REQUIREMENT: Put every line of the records into a Markdown table with the columns n and Line, where n is the row number and Line is the line itself. Leave out blank lines and the pictures.

A run of records:
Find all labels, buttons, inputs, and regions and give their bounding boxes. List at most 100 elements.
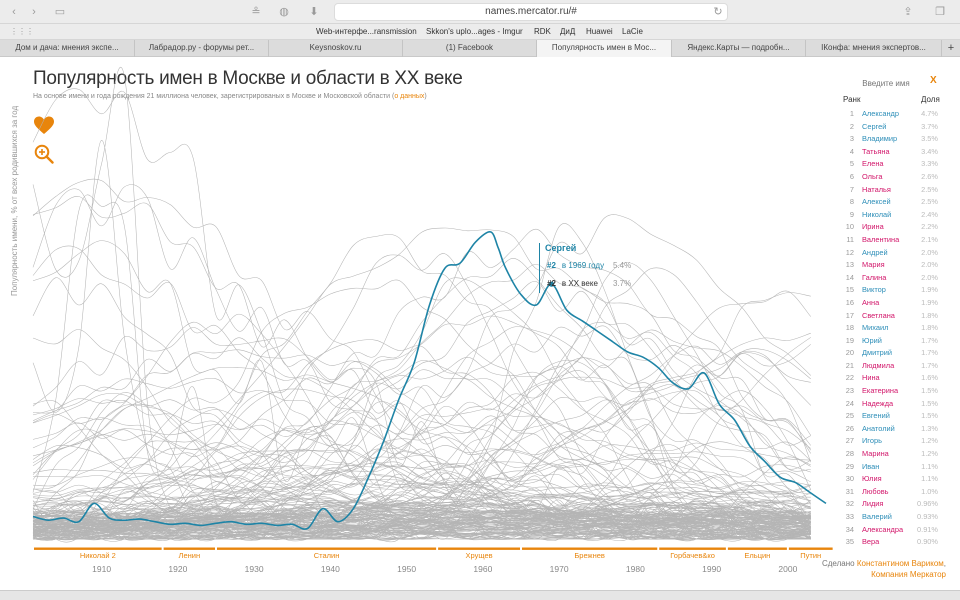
name-row[interactable]: 2 Сергей 3.7%	[840, 121, 940, 134]
extension-icon[interactable]: ≗	[251, 6, 261, 18]
download-icon[interactable]: ⬇	[309, 6, 319, 18]
name-label[interactable]: Анатолий	[862, 423, 895, 433]
name-row[interactable]: 7 Наталья 2.5%	[840, 184, 940, 197]
browser-tab[interactable]: IКонфа: мнения экспертов...	[806, 40, 942, 57]
name-row[interactable]: 29 Иван 1.1%	[840, 461, 940, 474]
name-label[interactable]: Ольга	[862, 171, 883, 181]
browser-tab[interactable]: Keysnoskov.ru	[269, 40, 403, 57]
name-label[interactable]: Светлана	[862, 310, 895, 320]
name-row[interactable]: 8 Алексей 2.5%	[840, 196, 940, 209]
name-row[interactable]: 20 Дмитрий 1.7%	[840, 347, 940, 360]
name-label[interactable]: Александра	[862, 524, 904, 534]
browser-tab[interactable]: Лабрадор.ру - форумы рет...	[135, 40, 269, 57]
name-row[interactable]: 35 Вера 0.90%	[840, 536, 940, 549]
ghostery-icon[interactable]: ◍	[279, 6, 289, 18]
name-label[interactable]: Андрей	[862, 247, 888, 257]
name-label[interactable]: Юрий	[862, 335, 882, 345]
name-row[interactable]: 17 Светлана 1.8%	[840, 310, 940, 323]
bookmark-item[interactable]: LaCie	[622, 27, 643, 36]
name-row[interactable]: 19 Юрий 1.7%	[840, 335, 940, 348]
author-link[interactable]: Константином Вариком	[856, 559, 944, 568]
name-row[interactable]: 13 Мария 2.0%	[840, 259, 940, 272]
name-row[interactable]: 5 Елена 3.3%	[840, 158, 940, 171]
zoom-in-icon[interactable]	[34, 144, 54, 164]
name-row[interactable]: 23 Екатерина 1.5%	[840, 385, 940, 398]
name-label[interactable]: Нина	[862, 373, 880, 383]
name-label[interactable]: Мария	[862, 260, 885, 270]
browser-tab-active[interactable]: Популярность имен в Мос...	[537, 40, 672, 57]
name-row[interactable]: 33 Валерий 0.93%	[840, 511, 940, 524]
name-label[interactable]: Валерий	[862, 512, 892, 521]
name-label[interactable]: Анна	[862, 297, 880, 307]
clear-search-button[interactable]: X	[930, 75, 937, 86]
name-label[interactable]: Игорь	[862, 436, 882, 446]
back-icon[interactable]: ‹	[12, 6, 16, 18]
name-row[interactable]: 18 Михаил 1.8%	[840, 322, 940, 335]
name-label[interactable]: Дмитрий	[862, 348, 892, 358]
bookmark-item[interactable]: ДиД	[560, 27, 576, 36]
heart-icon[interactable]	[34, 116, 54, 136]
name-label[interactable]: Николай	[862, 209, 892, 219]
name-row[interactable]: 1 Александр 4.7%	[840, 108, 940, 121]
name-label[interactable]: Иван	[862, 461, 880, 471]
name-row[interactable]: 3 Владимир 3.5%	[840, 133, 940, 146]
name-label[interactable]: Владимир	[862, 134, 898, 144]
bookmark-item[interactable]: Skkon's uplo...ages - Imgur	[426, 27, 523, 36]
name-label[interactable]: Юлия	[862, 474, 882, 484]
share-icon[interactable]: ⇪	[903, 6, 913, 18]
company-link[interactable]: Компания Меркатор	[871, 570, 946, 579]
name-search-input[interactable]	[838, 76, 934, 90]
name-row[interactable]: 25 Евгений 1.5%	[840, 410, 940, 423]
name-row[interactable]: 6 Ольга 2.6%	[840, 171, 940, 184]
name-label[interactable]: Любовь	[862, 486, 889, 496]
name-row[interactable]: 26 Анатолий 1.3%	[840, 423, 940, 436]
about-data-link[interactable]: о данных	[394, 93, 425, 100]
name-label[interactable]: Екатерина	[862, 386, 899, 396]
name-row[interactable]: 4 Татьяна 3.4%	[840, 146, 940, 159]
bookmark-item[interactable]: Huawei	[586, 27, 613, 36]
name-label[interactable]: Михаил	[862, 323, 889, 333]
name-row[interactable]: 14 Галина 2.0%	[840, 272, 940, 285]
name-label[interactable]: Елена	[862, 159, 884, 169]
name-row[interactable]: 16 Анна 1.9%	[840, 297, 940, 310]
name-label[interactable]: Людмила	[862, 360, 895, 370]
name-row[interactable]: 11 Валентина 2.1%	[840, 234, 940, 247]
tabs-overview-icon[interactable]: ❐	[935, 6, 945, 18]
name-label[interactable]: Галина	[862, 272, 887, 282]
name-label[interactable]: Наталья	[862, 184, 891, 194]
address-bar[interactable]: names.mercator.ru/#	[334, 3, 728, 21]
reload-icon[interactable]: ↻	[713, 6, 723, 18]
name-row[interactable]: 10 Ирина 2.2%	[840, 221, 940, 234]
bookmark-item[interactable]: RDK	[534, 27, 551, 36]
bookmark-item[interactable]: Web-интерфе...ransmission	[316, 27, 417, 36]
name-label[interactable]: Александр	[862, 109, 899, 118]
forward-icon[interactable]: ›	[32, 6, 36, 18]
name-label[interactable]: Евгений	[862, 411, 890, 421]
browser-tab[interactable]: (1) Facebook	[403, 40, 537, 57]
name-label[interactable]: Валентина	[862, 234, 900, 244]
name-row[interactable]: 24 Надежда 1.5%	[840, 398, 940, 411]
name-label[interactable]: Ирина	[862, 222, 884, 232]
name-label[interactable]: Сергей	[862, 121, 887, 131]
name-row[interactable]: 15 Виктор 1.9%	[840, 284, 940, 297]
name-row[interactable]: 31 Любовь 1.0%	[840, 486, 940, 499]
name-label[interactable]: Алексей	[862, 197, 891, 207]
name-row[interactable]: 12 Андрей 2.0%	[840, 247, 940, 260]
name-row[interactable]: 34 Александра 0.91%	[840, 524, 940, 537]
name-label[interactable]: Надежда	[862, 398, 894, 408]
name-row[interactable]: 22 Нина 1.6%	[840, 372, 940, 385]
name-label[interactable]: Вера	[862, 537, 880, 547]
name-label[interactable]: Лидия	[862, 499, 884, 509]
new-tab-button[interactable]: +	[947, 42, 955, 54]
name-row[interactable]: 21 Людмила 1.7%	[840, 360, 940, 373]
browser-tab[interactable]: Дом и дача: мнения экспе...	[0, 40, 135, 57]
apps-grid-icon[interactable]: ⋮⋮⋮	[10, 27, 34, 36]
name-row[interactable]: 27 Игорь 1.2%	[840, 435, 940, 448]
browser-tab[interactable]: Яндекс.Карты — подробн...	[672, 40, 806, 57]
name-label[interactable]: Виктор	[862, 285, 886, 295]
name-row[interactable]: 30 Юлия 1.1%	[840, 473, 940, 486]
sidebar-icon[interactable]: ▭	[54, 6, 66, 18]
name-label[interactable]: Марина	[862, 449, 889, 459]
name-row[interactable]: 32 Лидия 0.96%	[840, 498, 940, 511]
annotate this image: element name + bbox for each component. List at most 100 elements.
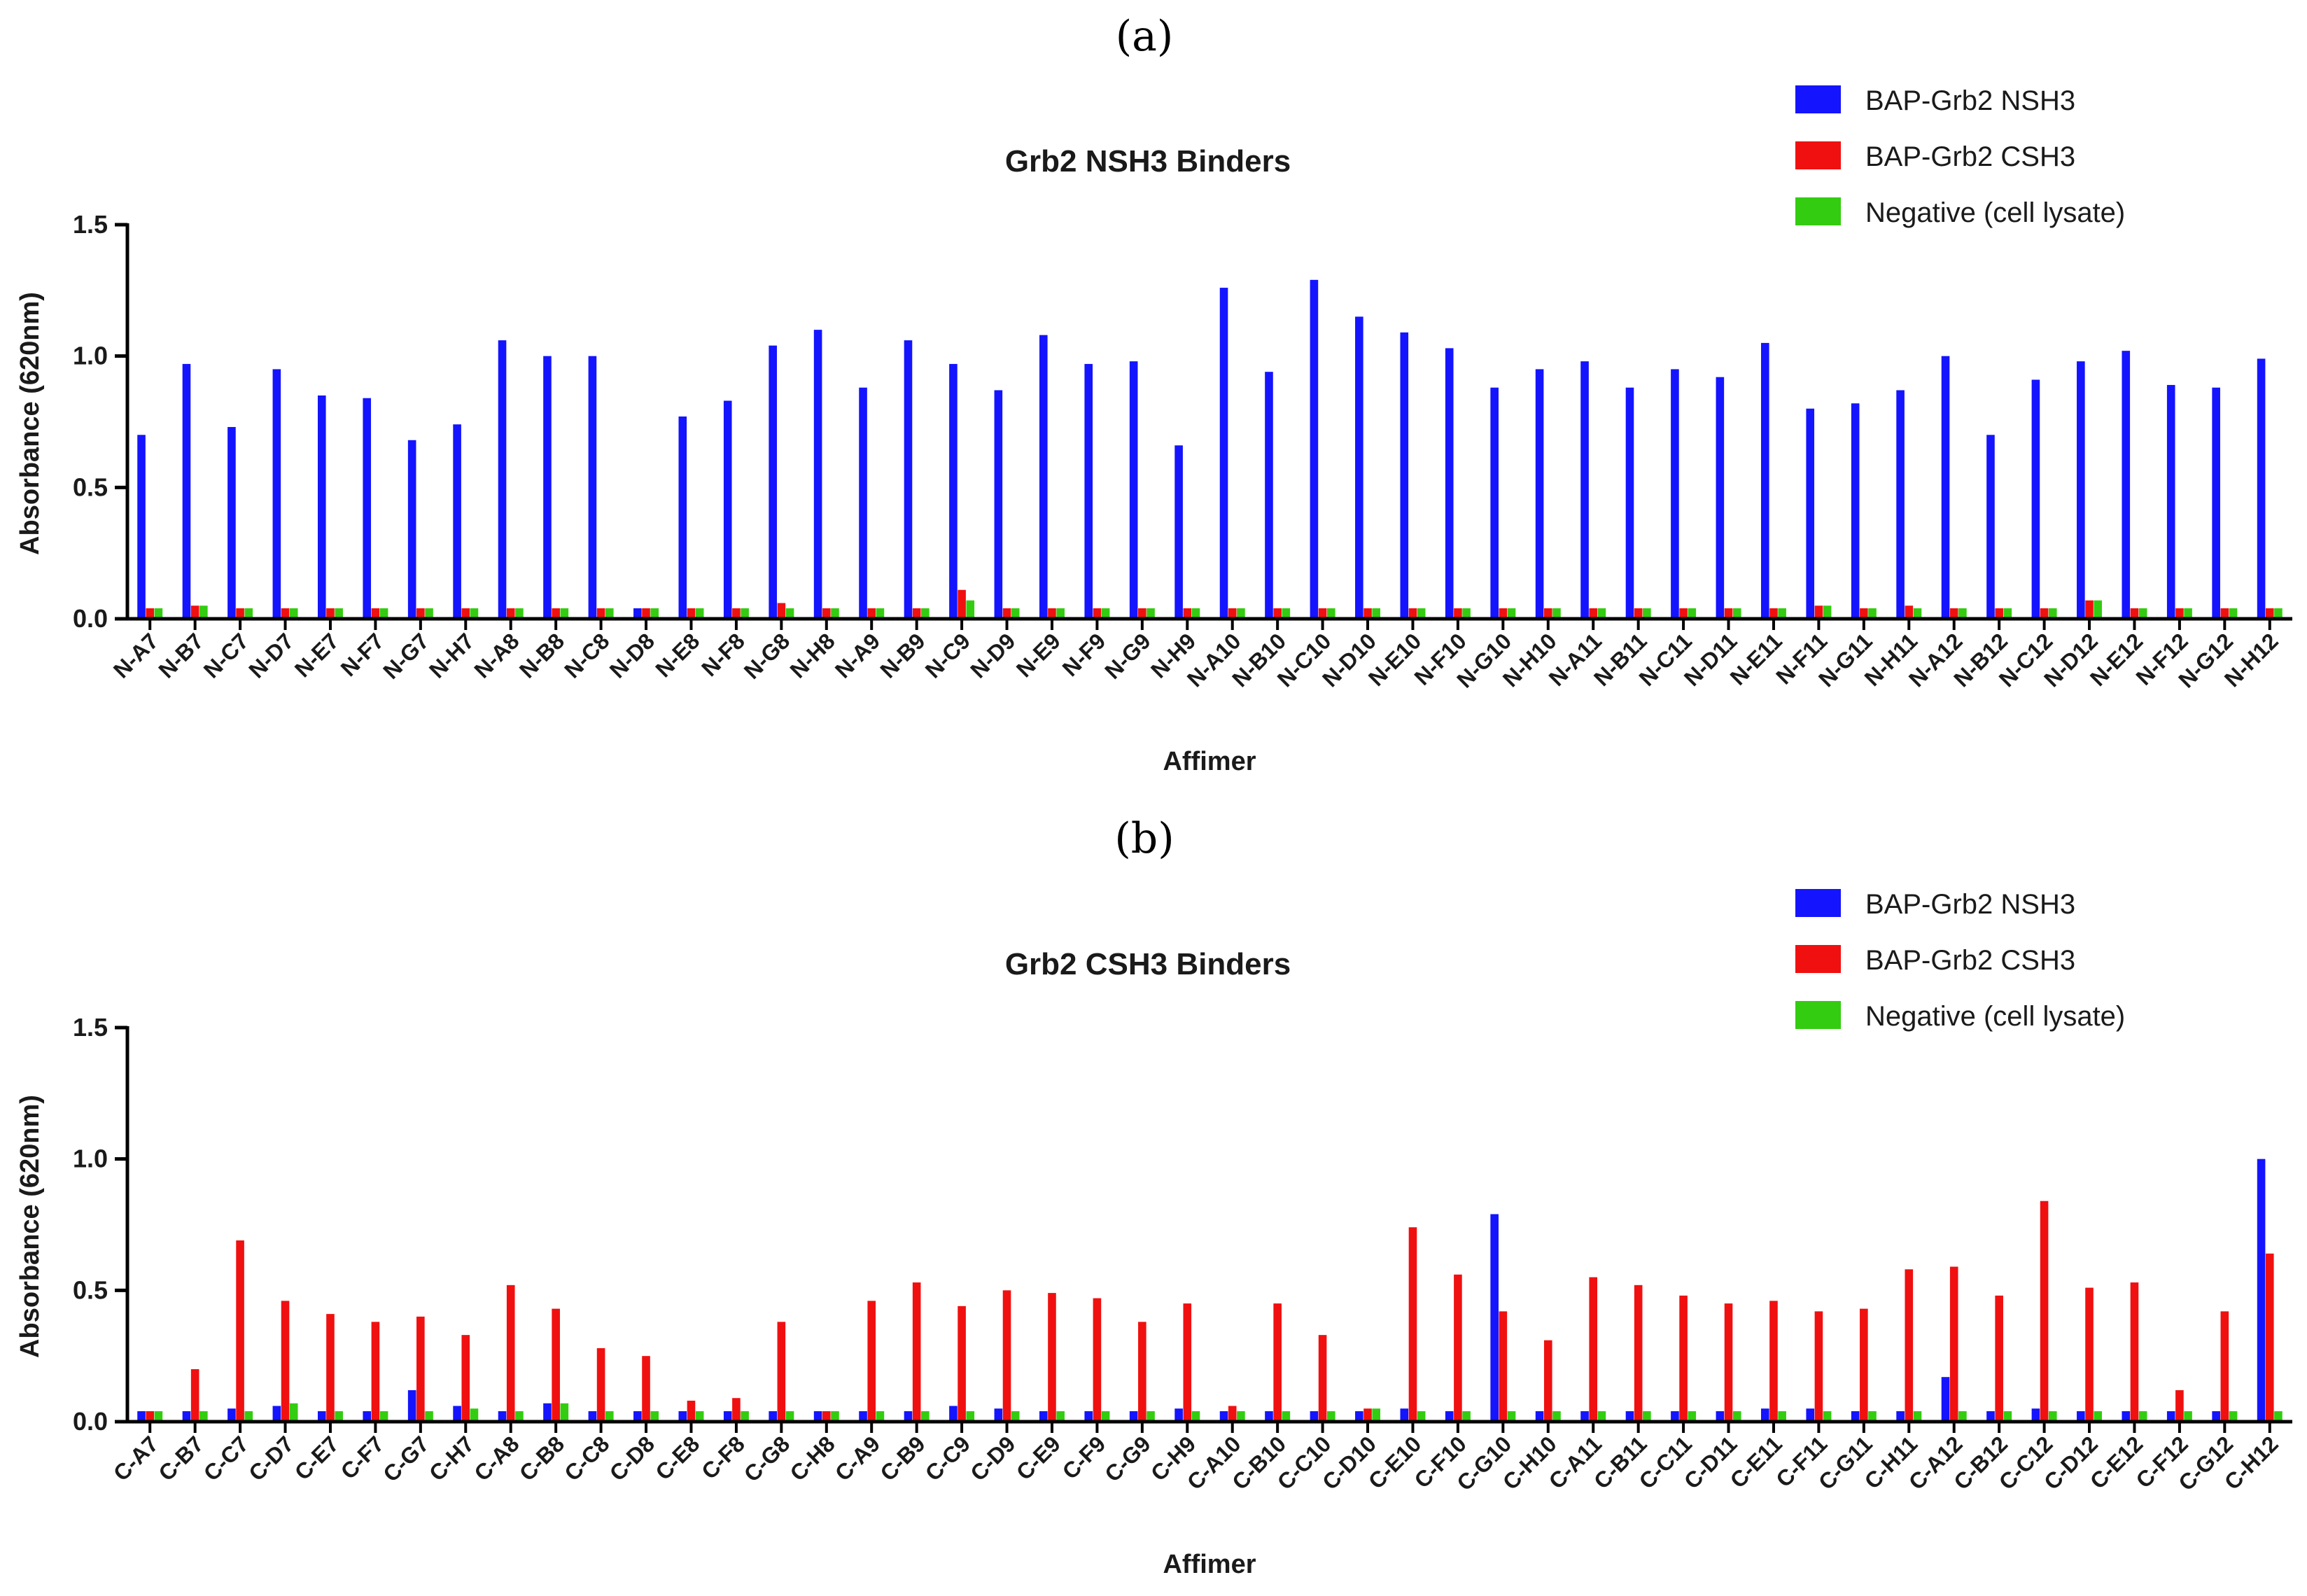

OUTPUT BELOW:
| n | Line |
|---|---|
| 1 | Find all labels, buttons, inputs, and regions and give their bounding boxes. List at most 100 elements. |
| 2 | name-row[interactable]: 2 Сергей 3.7%	[840, 121, 940, 134] |
| 3 | extension-icon[interactable]: ≗	[251, 6, 261, 18] |
| 4 | download-icon[interactable]: ⬇	[309, 6, 319, 18] |
| 5 | name-label[interactable]: Анатолий	[862, 423, 895, 433] |
| 6 | name-row[interactable]: 7 Наталья 2.5%	[840, 184, 940, 197] |
| 7 | browser-tab[interactable]: IКонфа: мнения экспертов...	[806, 40, 942, 57] |
| 8 | name-row[interactable]: 29 Иван 1.1%	[840, 461, 940, 474] |
| 9 | name-label[interactable]: Ольга	[862, 171, 883, 181] |
| 10 | browser-tab[interactable]: Keysnoskov.ru	[269, 40, 403, 57] |
| 11 | name-label[interactable]: Светлана	[862, 310, 895, 320] |
| 12 | name-row[interactable]: 8 Алексей 2.5%	[840, 196, 940, 209] |
| 13 | name-row[interactable]: 20 Дмитрий 1.7%	[840, 347, 940, 360] |
| 14 | name-label[interactable]: Александра	[862, 524, 904, 534] |
| 15 | browser-tab[interactable]: Лабрадор.ру - форумы рет...	[135, 40, 269, 57] |
| 16 | name-row[interactable]: 35 Вера 0.90%	[840, 536, 940, 549] |
| 17 | ghostery-icon[interactable]: ◍	[279, 6, 289, 18] |
| 18 | name-label[interactable]: Андрей	[862, 247, 888, 257] |
| 19 | name-label[interactable]: Юрий	[862, 335, 882, 345] |
| 20 | name-row[interactable]: 17 Светлана 1.8%	[840, 310, 940, 323] |
| 21 | bookmark-item[interactable]: LaCie	[622, 27, 643, 36] |
| 22 | name-row[interactable]: 19 Юрий 1.7%	[840, 335, 940, 348] |
| 23 | author-link[interactable]: Константином Вариком	[856, 559, 944, 568] |
| 24 | name-row[interactable]: 13 Мария 2.0%	[840, 259, 940, 272] |
| 25 | name-row[interactable]: 5 Елена 3.3%	[840, 158, 940, 171] |
| 26 | zoom-in-icon[interactable]	[34, 144, 54, 164] |
| 27 | name-row[interactable]: 23 Екатерина 1.5%	[840, 385, 940, 398] |
| 28 | name-label[interactable]: Нина	[862, 373, 880, 383] |
| 29 | name-label[interactable]: Мария	[862, 260, 885, 270] |
| 30 | browser-tab-active[interactable]: Популярность имен в Мос...	[537, 40, 672, 57] |
| 31 | name-row[interactable]: 33 Валерий 0.93%	[840, 511, 940, 524] |
| 32 | name-label[interactable]: Валерий	[862, 512, 892, 521] |
| 33 | name-label[interactable]: Анна	[862, 297, 880, 307] |
| 34 | clear-search-button[interactable]: X	[930, 75, 937, 86] |
| 35 | name-label[interactable]: Игорь	[862, 436, 882, 446] |
| 36 | back-icon[interactable]: ‹	[12, 6, 16, 18] |
| 37 | name-row[interactable]: 18 Михаил 1.8%	[840, 322, 940, 335] |
| 38 | name-label[interactable]: Дмитрий	[862, 348, 892, 358] |
| 39 | bookmark-item[interactable]: ДиД	[560, 27, 576, 36] |
| 40 | heart-icon[interactable]	[34, 116, 54, 136] |
| 41 | name-label[interactable]: Николай	[862, 209, 892, 219] |
| 42 | name-row[interactable]: 1 Александр 4.7%	[840, 108, 940, 121] |
| 43 | name-label[interactable]: Иван	[862, 461, 880, 471] |
| 44 | name-row[interactable]: 3 Владимир 3.5%	[840, 133, 940, 146] |
| 45 | name-label[interactable]: Владимир	[862, 134, 898, 144] |
| 46 | bookmark-item[interactable]: Skkon's uplo...ages - Imgur	[426, 27, 523, 36] |
| 47 | name-label[interactable]: Юлия	[862, 474, 882, 484] |
| 48 | share-icon[interactable]: ⇪	[903, 6, 913, 18] |
| 49 | company-link[interactable]: Компания Меркатор	[871, 570, 946, 579] |
| 50 | name-search-input[interactable]	[838, 76, 934, 90] |
| 51 | name-row[interactable]: 25 Евгений 1.5%	[840, 410, 940, 423] |
| 52 | name-row[interactable]: 6 Ольга 2.6%	[840, 171, 940, 184] |
| 53 | name-label[interactable]: Любовь	[862, 486, 889, 496] |
| 54 | name-row[interactable]: 26 Анатолий 1.3%	[840, 423, 940, 436] |
| 55 | about-data-link[interactable]: о данных	[394, 93, 425, 100] |
| 56 | name-label[interactable]: Екатерина	[862, 386, 899, 396] |
| 57 | name-row[interactable]: 4 Татьяна 3.4%	[840, 146, 940, 159] |
| 58 | bookmark-item[interactable]: Huawei	[586, 27, 613, 36] |
| 59 | name-label[interactable]: Михаил	[862, 323, 889, 333] |
| 60 | name-row[interactable]: 14 Галина 2.0%	[840, 272, 940, 285] |
| 61 | name-label[interactable]: Елена	[862, 159, 884, 169] |
| 62 | name-row[interactable]: 16 Анна 1.9%	[840, 297, 940, 310] |
| 63 | name-label[interactable]: Людмила	[862, 360, 895, 370] |
| 64 | name-row[interactable]: 11 Валентина 2.1%	[840, 234, 940, 247] |
| 65 | tabs-overview-icon[interactable]: ❐	[935, 6, 945, 18] |
| 66 | name-label[interactable]: Галина	[862, 272, 887, 282] |
| 67 | name-label[interactable]: Наталья	[862, 184, 891, 194] |
| 68 | address-bar[interactable]: names.mercator.ru/#	[334, 3, 728, 21] |
| 69 | reload-icon[interactable]: ↻	[713, 6, 723, 18] |
| 70 | name-row[interactable]: 10 Ирина 2.2%	[840, 221, 940, 234] |
| 71 | bookmark-item[interactable]: RDK	[534, 27, 551, 36] |
| 72 | bookmark-item[interactable]: Web-интерфе...ransmission	[316, 27, 417, 36] |
| 73 | name-label[interactable]: Александр	[862, 109, 899, 118] |
| 74 | forward-icon[interactable]: ›	[32, 6, 36, 18] |
| 75 | name-label[interactable]: Евгений	[862, 411, 890, 421] |
| 76 | browser-tab[interactable]: (1) Facebook	[403, 40, 537, 57] |
| 77 | name-label[interactable]: Валентина	[862, 234, 900, 244] |
| 78 | name-row[interactable]: 24 Надежда 1.5%	[840, 398, 940, 411] |
| 79 | name-label[interactable]: Ирина	[862, 222, 884, 232] |
| 80 | name-label[interactable]: Сергей	[862, 121, 887, 131] |
| 81 | name-row[interactable]: 15 Виктор 1.9%	[840, 284, 940, 297] |
| 82 | name-row[interactable]: 31 Любовь 1.0%	[840, 486, 940, 499] |
| 83 | name-label[interactable]: Алексей	[862, 197, 891, 207] |
| 84 | name-row[interactable]: 12 Андрей 2.0%	[840, 247, 940, 260] |
| 85 | name-row[interactable]: 34 Александра 0.91%	[840, 524, 940, 537] |
| 86 | name-label[interactable]: Надежда	[862, 398, 894, 408] |
| 87 | name-row[interactable]: 22 Нина 1.6%	[840, 372, 940, 385] |
| 88 | name-label[interactable]: Вера	[862, 537, 880, 547] |
| 89 | name-label[interactable]: Лидия	[862, 499, 884, 509] |
| 90 | new-tab-button[interactable]: +	[947, 42, 955, 54] |
| 91 | name-row[interactable]: 21 Людмила 1.7%	[840, 360, 940, 373] |
| 92 | browser-tab[interactable]: Дом и дача: мнения экспе...	[0, 40, 135, 57] |
| 93 | apps-grid-icon[interactable]: ⋮⋮⋮	[10, 27, 34, 36] |
| 94 | name-row[interactable]: 27 Игорь 1.2%	[840, 435, 940, 448] |
| 95 | browser-tab[interactable]: Яндекс.Карты — подробн...	[672, 40, 806, 57] |
| 96 | name-label[interactable]: Виктор	[862, 285, 886, 295] |
| 97 | name-row[interactable]: 30 Юлия 1.1%	[840, 473, 940, 486] |
| 98 | sidebar-icon[interactable]: ▭	[54, 6, 66, 18] |
| 99 | name-label[interactable]: Марина	[862, 449, 889, 459] |
| 100 | name-row[interactable]: 32 Лидия 0.96%	[840, 498, 940, 511] |
| 101 | annotate this image: element name + bbox for each component. List at most 100 elements. |